*Set problem*
Look over the lines below. Report each one that includes the string "부패방지교육".

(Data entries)
○ ○ ○

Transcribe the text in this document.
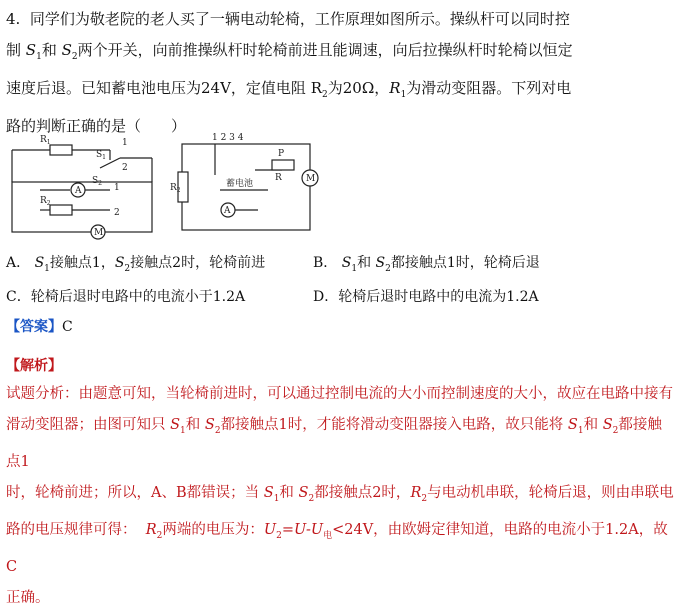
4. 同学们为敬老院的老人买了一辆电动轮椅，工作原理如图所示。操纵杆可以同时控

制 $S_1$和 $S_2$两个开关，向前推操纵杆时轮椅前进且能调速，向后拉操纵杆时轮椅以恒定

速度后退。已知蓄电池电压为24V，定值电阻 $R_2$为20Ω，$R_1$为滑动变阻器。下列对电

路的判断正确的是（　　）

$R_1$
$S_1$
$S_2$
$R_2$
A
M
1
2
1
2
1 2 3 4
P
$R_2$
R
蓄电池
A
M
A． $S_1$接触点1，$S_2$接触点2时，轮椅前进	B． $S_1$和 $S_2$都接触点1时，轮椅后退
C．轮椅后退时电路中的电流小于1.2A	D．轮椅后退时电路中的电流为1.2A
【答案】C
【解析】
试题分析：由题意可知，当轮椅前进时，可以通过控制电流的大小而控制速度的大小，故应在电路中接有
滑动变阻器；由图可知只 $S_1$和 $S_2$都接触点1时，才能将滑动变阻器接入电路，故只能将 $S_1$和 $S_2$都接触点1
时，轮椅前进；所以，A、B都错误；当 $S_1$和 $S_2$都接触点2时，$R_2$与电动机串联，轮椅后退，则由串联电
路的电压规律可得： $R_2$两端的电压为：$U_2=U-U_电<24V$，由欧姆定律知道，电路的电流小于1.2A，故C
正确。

○ ○ ○

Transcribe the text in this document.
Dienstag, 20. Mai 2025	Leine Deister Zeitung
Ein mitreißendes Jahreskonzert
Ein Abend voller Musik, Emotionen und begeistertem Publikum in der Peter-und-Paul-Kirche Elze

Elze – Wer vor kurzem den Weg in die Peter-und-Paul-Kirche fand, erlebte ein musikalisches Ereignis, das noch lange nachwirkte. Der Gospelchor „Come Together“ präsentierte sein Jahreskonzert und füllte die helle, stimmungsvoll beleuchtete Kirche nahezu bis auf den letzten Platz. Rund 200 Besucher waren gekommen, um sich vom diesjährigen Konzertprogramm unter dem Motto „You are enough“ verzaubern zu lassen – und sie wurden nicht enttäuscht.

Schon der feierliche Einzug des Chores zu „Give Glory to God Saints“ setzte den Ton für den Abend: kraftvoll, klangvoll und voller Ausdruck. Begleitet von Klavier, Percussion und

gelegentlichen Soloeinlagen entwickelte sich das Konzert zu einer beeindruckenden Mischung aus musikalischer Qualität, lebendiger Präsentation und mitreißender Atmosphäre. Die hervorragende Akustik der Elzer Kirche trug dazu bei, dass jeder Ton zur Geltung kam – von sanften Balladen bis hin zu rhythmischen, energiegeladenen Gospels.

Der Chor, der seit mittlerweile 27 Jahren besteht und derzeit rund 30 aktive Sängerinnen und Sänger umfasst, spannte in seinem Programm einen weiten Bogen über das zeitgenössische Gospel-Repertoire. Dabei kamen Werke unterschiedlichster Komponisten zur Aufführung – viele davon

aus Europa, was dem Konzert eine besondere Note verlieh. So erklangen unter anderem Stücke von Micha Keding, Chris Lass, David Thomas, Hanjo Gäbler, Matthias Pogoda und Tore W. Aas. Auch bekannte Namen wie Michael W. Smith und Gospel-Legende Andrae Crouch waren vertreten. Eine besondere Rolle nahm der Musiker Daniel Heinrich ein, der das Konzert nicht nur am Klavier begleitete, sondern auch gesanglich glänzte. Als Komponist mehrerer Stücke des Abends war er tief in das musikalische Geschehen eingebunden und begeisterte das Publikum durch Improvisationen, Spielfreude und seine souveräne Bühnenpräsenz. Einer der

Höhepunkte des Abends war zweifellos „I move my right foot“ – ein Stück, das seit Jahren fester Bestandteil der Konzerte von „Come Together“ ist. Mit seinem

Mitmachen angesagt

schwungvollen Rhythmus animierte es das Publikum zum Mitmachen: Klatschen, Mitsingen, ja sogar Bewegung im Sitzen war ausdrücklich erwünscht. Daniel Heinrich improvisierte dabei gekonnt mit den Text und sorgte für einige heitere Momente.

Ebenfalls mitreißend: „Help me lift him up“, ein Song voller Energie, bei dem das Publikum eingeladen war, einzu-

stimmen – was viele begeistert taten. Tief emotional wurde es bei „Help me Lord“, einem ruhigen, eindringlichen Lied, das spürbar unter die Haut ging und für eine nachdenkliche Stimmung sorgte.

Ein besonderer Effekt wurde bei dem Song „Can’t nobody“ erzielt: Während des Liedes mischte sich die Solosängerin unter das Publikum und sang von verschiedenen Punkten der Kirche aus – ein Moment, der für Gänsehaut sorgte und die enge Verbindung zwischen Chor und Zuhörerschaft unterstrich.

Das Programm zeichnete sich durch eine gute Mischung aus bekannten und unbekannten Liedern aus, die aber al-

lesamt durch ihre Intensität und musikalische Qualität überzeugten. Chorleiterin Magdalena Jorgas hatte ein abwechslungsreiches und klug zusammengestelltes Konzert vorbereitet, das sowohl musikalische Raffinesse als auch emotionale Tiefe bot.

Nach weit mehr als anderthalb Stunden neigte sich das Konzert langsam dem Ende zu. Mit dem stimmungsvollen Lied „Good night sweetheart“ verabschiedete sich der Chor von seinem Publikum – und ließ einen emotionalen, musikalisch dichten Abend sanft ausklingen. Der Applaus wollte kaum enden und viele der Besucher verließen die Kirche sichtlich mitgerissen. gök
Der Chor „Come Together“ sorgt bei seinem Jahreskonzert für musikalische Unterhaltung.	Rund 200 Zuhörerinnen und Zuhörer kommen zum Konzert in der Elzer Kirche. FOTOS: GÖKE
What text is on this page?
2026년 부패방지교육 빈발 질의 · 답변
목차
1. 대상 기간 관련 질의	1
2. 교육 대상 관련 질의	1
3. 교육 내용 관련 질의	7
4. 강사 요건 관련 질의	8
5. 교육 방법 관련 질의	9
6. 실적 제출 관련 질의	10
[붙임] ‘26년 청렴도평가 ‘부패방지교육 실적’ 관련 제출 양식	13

○ ○ ○

*Result*
2026년 부패방지교육 빈발 질의 · 답변
[붙임] ‘26년 청렴도평가 ‘부패방지교육 실적’ 관련 제출 양식	13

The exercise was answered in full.